Instruction: Report all lines from the entries below in which "fill" appears.

= = = = = = =

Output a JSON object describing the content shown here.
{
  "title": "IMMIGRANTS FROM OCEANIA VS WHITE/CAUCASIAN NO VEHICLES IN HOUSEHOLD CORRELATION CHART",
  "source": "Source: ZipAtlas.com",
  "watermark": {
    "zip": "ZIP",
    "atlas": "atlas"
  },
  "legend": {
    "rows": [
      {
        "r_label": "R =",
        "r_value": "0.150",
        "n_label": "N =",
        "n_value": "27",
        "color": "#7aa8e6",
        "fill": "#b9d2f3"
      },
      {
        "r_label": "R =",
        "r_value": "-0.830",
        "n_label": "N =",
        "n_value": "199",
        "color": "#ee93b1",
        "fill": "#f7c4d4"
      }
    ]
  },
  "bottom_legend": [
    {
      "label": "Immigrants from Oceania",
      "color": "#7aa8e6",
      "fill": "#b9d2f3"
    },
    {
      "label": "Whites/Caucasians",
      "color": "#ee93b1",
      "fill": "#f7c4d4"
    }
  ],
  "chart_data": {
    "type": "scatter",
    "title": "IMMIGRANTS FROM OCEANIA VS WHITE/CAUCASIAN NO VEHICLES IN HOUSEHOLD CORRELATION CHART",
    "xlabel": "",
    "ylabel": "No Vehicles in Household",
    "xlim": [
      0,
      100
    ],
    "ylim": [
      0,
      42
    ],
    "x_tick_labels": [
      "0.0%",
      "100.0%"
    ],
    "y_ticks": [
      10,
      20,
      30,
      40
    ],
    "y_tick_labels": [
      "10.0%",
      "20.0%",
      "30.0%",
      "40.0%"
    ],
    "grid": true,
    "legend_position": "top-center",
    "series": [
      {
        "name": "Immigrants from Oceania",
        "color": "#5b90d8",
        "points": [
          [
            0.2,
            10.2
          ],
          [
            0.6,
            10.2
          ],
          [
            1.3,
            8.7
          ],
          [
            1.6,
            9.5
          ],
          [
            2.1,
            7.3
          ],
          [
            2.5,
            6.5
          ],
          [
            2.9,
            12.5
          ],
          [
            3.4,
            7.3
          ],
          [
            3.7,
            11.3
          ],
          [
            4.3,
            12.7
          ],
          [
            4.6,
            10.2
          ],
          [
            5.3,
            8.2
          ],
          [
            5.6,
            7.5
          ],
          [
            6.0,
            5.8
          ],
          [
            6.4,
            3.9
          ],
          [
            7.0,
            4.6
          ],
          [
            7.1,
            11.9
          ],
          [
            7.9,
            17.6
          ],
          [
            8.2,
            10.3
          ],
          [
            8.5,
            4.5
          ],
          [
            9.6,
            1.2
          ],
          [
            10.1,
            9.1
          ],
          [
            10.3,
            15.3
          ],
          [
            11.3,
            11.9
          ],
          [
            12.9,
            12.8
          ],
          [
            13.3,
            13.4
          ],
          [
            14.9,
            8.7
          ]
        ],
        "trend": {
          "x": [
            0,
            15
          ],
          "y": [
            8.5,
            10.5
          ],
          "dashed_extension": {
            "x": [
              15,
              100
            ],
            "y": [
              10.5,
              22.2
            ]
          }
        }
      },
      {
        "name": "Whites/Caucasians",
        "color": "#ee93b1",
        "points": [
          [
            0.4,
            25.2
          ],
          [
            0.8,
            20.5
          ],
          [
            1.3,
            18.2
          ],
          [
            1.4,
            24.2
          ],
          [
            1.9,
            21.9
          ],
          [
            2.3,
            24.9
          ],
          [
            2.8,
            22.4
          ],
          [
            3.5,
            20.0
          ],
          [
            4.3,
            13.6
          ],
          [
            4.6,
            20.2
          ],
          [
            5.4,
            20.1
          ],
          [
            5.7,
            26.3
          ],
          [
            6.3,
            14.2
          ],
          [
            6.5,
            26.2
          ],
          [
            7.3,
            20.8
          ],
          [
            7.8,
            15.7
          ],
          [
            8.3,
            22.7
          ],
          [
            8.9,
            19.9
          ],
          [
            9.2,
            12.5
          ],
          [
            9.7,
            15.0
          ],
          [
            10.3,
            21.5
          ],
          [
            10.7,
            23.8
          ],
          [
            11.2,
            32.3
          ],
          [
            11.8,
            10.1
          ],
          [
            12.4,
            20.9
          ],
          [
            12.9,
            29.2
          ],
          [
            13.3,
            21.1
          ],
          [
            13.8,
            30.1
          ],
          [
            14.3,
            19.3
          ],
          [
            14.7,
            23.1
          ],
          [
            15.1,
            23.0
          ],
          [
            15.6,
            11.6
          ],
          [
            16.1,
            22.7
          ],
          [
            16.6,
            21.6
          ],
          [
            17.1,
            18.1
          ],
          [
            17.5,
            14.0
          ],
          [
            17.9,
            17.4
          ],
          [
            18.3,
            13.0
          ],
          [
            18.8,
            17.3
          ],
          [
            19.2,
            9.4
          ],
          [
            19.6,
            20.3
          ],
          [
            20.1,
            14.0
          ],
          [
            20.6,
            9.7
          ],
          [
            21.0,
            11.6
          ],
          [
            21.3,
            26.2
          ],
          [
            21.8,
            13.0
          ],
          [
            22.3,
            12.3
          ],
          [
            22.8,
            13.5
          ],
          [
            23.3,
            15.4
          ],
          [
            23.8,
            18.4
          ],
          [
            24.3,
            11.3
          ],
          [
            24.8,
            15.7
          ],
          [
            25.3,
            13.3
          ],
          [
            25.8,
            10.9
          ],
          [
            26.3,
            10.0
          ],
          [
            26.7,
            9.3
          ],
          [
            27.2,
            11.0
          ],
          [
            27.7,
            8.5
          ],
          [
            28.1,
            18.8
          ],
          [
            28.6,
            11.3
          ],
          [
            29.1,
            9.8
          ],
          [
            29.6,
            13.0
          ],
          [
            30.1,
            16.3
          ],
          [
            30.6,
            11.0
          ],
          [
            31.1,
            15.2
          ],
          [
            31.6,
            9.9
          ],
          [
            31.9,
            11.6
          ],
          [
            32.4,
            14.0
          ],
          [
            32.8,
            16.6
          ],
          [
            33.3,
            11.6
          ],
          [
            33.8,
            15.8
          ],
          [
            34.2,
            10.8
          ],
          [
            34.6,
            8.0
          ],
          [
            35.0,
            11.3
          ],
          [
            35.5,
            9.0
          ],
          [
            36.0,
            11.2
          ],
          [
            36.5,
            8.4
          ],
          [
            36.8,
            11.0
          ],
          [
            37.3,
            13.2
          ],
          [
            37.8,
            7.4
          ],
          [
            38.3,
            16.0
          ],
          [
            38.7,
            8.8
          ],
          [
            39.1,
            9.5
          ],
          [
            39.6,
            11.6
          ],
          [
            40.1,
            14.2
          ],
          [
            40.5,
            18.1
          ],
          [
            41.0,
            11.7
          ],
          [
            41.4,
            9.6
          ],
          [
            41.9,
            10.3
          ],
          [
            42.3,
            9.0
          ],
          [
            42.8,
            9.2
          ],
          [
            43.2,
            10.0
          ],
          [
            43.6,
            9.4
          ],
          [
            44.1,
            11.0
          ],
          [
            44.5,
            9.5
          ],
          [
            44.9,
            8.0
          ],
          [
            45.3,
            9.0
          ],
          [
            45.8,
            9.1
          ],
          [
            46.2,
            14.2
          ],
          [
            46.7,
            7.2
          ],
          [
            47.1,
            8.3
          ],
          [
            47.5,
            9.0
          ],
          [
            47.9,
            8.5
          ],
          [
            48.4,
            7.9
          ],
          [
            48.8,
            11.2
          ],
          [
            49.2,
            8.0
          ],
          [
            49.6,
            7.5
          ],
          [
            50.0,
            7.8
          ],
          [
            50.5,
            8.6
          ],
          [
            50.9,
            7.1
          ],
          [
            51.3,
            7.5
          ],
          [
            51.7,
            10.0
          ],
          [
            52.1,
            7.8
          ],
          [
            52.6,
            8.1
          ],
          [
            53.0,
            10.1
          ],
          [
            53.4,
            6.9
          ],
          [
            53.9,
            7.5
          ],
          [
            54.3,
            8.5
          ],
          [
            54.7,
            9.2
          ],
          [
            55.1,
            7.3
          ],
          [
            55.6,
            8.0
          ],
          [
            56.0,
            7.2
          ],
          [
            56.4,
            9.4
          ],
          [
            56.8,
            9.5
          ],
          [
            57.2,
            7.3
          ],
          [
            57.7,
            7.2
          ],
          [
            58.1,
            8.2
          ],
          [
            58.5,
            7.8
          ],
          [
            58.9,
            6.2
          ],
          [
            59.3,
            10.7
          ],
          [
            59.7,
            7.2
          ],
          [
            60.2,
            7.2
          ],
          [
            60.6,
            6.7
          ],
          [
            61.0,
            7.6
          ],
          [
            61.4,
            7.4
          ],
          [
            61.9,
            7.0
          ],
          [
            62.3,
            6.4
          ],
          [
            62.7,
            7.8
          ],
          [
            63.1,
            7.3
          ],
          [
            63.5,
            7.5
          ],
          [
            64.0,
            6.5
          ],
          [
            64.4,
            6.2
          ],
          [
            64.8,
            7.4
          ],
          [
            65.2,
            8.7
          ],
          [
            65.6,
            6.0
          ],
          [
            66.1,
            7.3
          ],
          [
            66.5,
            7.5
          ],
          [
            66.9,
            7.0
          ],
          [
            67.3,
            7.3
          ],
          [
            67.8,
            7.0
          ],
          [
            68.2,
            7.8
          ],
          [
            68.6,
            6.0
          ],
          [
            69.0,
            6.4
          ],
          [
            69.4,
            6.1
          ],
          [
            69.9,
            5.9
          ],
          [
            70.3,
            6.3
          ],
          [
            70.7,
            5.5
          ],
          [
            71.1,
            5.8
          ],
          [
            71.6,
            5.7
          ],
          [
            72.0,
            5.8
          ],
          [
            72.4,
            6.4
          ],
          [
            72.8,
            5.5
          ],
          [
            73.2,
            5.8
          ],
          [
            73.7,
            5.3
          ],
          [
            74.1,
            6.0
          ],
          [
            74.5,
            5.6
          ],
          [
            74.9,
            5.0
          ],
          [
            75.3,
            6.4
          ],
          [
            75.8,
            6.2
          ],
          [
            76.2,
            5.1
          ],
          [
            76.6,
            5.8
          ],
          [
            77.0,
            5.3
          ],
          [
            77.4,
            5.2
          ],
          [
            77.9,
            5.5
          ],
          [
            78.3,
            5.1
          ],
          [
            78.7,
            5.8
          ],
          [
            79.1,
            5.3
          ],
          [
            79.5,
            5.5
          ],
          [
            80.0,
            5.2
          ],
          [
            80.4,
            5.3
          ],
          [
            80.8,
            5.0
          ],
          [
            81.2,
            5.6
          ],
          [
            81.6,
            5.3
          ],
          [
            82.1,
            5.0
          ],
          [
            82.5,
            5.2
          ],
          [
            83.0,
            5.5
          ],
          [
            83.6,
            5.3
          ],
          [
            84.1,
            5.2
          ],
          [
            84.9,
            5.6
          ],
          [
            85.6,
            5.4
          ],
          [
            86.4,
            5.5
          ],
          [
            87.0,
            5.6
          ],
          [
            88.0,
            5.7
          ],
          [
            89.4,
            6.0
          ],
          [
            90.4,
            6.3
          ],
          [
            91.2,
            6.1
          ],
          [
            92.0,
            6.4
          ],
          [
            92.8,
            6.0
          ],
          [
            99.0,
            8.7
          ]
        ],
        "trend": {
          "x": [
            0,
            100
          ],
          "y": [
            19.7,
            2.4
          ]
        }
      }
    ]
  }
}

= = = = = = =

Output of the task:
        "fill": "#b9d2f3"
        "fill": "#f7c4d4"
      "fill": "#b9d2f3"
      "fill": "#f7c4d4"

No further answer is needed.